• _REQUIRED WORK_
Can you write out the whole listing exactly?

• _EXTRACTED INFORMATION_
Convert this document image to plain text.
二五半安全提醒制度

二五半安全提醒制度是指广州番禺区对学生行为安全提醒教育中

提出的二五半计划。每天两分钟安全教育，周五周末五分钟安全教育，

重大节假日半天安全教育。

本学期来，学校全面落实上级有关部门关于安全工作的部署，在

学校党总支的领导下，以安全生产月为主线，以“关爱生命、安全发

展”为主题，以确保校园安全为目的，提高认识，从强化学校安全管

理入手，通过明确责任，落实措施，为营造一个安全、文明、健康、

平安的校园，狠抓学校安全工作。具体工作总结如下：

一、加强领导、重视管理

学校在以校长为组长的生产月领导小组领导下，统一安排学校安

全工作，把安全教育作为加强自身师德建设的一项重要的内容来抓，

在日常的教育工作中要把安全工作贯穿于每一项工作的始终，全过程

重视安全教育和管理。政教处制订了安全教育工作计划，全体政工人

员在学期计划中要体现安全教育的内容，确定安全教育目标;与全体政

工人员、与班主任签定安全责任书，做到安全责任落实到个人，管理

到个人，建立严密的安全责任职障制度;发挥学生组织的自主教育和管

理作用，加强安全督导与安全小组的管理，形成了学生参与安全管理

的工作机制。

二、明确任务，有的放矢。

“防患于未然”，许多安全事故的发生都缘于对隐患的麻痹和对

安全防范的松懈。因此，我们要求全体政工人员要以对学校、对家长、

• _FULL OUTPUT_
Convert this document image to plain text.
二五半安全提醒制度

二五半安全提醒制度是指广州番禺区对学生行为安全提醒教育中

提出的二五半计划。每天两分钟安全教育，周五周末五分钟安全教育，

重大节假日半天安全教育。

本学期来，学校全面落实上级有关部门关于安全工作的部署，在

学校党总支的领导下，以安全生产月为主线，以“关爱生命、安全发

展”为主题，以确保校园安全为目的，提高认识，从强化学校安全管

理入手，通过明确责任，落实措施，为营造一个安全、文明、健康、

平安的校园，狠抓学校安全工作。具体工作总结如下：

一、加强领导、重视管理

学校在以校长为组长的生产月领导小组领导下，统一安排学校安

全工作，把安全教育作为加强自身师德建设的一项重要的内容来抓，

在日常的教育工作中要把安全工作贯穿于每一项工作的始终，全过程

重视安全教育和管理。政教处制订了安全教育工作计划，全体政工人

员在学期计划中要体现安全教育的内容，确定安全教育目标;与全体政

工人员、与班主任签定安全责任书，做到安全责任落实到个人，管理

到个人，建立严密的安全责任职障制度;发挥学生组织的自主教育和管

理作用，加强安全督导与安全小组的管理，形成了学生参与安全管理

的工作机制。

二、明确任务，有的放矢。

“防患于未然”，许多安全事故的发生都缘于对隐患的麻痹和对

安全防范的松懈。因此，我们要求全体政工人员要以对学校、对家长、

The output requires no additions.